**REQUEST:** Each line that follows should be printed again exactly as it stands.

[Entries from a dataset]
________________________________________
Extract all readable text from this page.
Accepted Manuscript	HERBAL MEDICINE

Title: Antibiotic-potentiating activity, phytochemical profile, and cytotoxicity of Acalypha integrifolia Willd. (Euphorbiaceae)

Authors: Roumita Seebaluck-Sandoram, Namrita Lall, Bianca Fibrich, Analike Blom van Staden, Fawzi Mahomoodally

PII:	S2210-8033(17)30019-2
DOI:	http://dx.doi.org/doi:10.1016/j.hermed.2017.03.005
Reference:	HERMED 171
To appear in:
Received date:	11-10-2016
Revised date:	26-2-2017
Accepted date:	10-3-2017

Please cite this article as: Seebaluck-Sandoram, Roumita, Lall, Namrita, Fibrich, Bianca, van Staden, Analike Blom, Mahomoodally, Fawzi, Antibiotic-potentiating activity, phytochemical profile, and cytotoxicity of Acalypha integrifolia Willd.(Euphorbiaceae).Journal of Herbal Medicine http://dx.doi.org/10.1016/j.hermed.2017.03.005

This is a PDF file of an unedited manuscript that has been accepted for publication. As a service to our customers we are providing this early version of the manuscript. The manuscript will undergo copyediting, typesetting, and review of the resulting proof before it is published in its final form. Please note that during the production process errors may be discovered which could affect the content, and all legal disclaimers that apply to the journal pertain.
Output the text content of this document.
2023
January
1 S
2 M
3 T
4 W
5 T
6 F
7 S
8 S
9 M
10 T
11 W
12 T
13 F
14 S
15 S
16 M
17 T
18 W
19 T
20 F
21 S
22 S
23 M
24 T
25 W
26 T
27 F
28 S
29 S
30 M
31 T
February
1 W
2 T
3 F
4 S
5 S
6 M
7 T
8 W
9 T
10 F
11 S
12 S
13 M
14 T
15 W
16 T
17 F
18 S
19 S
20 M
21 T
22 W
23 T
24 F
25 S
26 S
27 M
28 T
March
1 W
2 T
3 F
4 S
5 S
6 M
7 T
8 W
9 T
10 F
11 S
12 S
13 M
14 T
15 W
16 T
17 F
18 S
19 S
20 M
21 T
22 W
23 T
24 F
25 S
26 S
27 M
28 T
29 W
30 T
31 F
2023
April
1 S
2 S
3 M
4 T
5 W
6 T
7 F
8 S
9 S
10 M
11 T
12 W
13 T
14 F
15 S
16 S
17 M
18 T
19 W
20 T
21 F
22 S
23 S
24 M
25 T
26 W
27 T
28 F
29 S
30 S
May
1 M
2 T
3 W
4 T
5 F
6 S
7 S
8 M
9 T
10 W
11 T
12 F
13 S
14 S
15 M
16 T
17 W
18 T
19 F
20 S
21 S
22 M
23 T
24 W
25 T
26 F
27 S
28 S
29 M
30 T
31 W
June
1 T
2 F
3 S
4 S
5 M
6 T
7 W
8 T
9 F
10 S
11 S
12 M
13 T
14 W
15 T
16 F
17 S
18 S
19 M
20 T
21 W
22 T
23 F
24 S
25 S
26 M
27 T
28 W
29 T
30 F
________________________________________
**RESULT:**
Extract all readable text from this page.
Accepted Manuscript	HERBAL MEDICINE

Title: Antibiotic-potentiating activity, phytochemical profile, and cytotoxicity of Acalypha integrifolia Willd. (Euphorbiaceae)

Authors: Roumita Seebaluck-Sandoram, Namrita Lall, Bianca Fibrich, Analike Blom van Staden, Fawzi Mahomoodally

PII:	S2210-8033(17)30019-2
DOI:	http://dx.doi.org/doi:10.1016/j.hermed.2017.03.005
Reference:	HERMED 171
To appear in:
Received date:	11-10-2016
Revised date:	26-2-2017
Accepted date:	10-3-2017

Please cite this article as: Seebaluck-Sandoram, Roumita, Lall, Namrita, Fibrich, Bianca, van Staden, Analike Blom, Mahomoodally, Fawzi, Antibiotic-potentiating activity, phytochemical profile, and cytotoxicity of Acalypha integrifolia Willd.(Euphorbiaceae).Journal of Herbal Medicine http://dx.doi.org/10.1016/j.hermed.2017.03.005

This is a PDF file of an unedited manuscript that has been accepted for publication. As a service to our customers we are providing this early version of the manuscript. The manuscript will undergo copyediting, typesetting, and review of the resulting proof before it is published in its final form. Please note that during the production process errors may be discovered which could affect the content, and all legal disclaimers that apply to the journal pertain.
Output the text content of this document.
2023
January
1 S
2 M
3 T
4 W
5 T
6 F
7 S
8 S
9 M
10 T
11 W
12 T
13 F
14 S
15 S
16 M
17 T
18 W
19 T
20 F
21 S
22 S
23 M
24 T
25 W
26 T
27 F
28 S
29 S
30 M
31 T
February
1 W
2 T
3 F
4 S
5 S
6 M
7 T
8 W
9 T
10 F
11 S
12 S
13 M
14 T
15 W
16 T
17 F
18 S
19 S
20 M
21 T
22 W
23 T
24 F
25 S
26 S
27 M
28 T
March
1 W
2 T
3 F
4 S
5 S
6 M
7 T
8 W
9 T
10 F
11 S
12 S
13 M
14 T
15 W
16 T
17 F
18 S
19 S
20 M
21 T
22 W
23 T
24 F
25 S
26 S
27 M
28 T
29 W
30 T
31 F
2023
April
1 S
2 S
3 M
4 T
5 W
6 T
7 F
8 S
9 S
10 M
11 T
12 W
13 T
14 F
15 S
16 S
17 M
18 T
19 W
20 T
21 F
22 S
23 S
24 M
25 T
26 W
27 T
28 F
29 S
30 S
May
1 M
2 T
3 W
4 T
5 F
6 S
7 S
8 M
9 T
10 W
11 T
12 F
13 S
14 S
15 M
16 T
17 W
18 T
19 F
20 S
21 S
22 M
23 T
24 W
25 T
26 F
27 S
28 S
29 M
30 T
31 W
June
1 T
2 F
3 S
4 S
5 M
6 T
7 W
8 T
9 F
10 S
11 S
12 M
13 T
14 W
15 T
16 F
17 S
18 S
19 M
20 T
21 W
22 T
23 F
24 S
25 S
26 M
27 T
28 W
29 T
30 F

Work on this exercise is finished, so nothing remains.